Collect each line of the entries that holds the string "Parity".

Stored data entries
>>>>>
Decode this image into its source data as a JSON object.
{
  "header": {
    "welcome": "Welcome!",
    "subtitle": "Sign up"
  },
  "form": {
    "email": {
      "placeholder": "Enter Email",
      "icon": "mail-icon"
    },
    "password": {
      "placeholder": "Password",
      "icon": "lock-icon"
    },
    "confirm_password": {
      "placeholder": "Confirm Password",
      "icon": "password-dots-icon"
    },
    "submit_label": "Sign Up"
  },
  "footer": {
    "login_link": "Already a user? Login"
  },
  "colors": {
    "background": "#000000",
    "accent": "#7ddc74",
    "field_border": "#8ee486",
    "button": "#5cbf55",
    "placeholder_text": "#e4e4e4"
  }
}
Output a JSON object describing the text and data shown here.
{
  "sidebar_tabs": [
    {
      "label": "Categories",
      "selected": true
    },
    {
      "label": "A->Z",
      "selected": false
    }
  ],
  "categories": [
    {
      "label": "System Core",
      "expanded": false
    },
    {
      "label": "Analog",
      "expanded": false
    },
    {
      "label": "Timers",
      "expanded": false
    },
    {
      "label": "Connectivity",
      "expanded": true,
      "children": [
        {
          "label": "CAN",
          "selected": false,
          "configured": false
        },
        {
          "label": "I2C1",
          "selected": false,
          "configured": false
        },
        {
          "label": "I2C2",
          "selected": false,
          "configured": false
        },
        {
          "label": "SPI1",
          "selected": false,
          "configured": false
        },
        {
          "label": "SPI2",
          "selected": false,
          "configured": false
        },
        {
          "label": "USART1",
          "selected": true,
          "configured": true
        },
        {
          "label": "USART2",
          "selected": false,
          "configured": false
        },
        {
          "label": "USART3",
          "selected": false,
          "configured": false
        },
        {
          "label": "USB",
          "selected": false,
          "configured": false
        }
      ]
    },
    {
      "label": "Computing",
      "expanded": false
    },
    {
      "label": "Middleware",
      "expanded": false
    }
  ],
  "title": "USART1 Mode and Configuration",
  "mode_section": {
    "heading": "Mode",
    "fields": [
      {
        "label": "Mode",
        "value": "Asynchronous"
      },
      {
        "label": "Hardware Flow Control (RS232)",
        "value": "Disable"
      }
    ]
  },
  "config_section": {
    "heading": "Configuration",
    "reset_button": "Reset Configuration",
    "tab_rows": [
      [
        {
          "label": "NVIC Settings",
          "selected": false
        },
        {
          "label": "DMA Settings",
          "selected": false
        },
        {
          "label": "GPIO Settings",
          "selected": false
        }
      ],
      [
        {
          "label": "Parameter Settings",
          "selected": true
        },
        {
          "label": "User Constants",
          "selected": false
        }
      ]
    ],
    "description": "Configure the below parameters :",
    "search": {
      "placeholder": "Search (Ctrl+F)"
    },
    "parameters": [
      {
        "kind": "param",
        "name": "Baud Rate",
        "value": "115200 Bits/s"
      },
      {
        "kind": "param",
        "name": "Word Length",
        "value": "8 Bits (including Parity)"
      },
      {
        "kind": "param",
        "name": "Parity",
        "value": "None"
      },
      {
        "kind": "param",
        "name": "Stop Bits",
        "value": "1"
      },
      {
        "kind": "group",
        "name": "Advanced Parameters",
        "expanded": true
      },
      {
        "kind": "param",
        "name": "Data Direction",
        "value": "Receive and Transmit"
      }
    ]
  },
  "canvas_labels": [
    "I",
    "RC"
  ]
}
<<<<<
#### The answer
        "value": "8 Bits (including Parity)"
        "name": "Parity",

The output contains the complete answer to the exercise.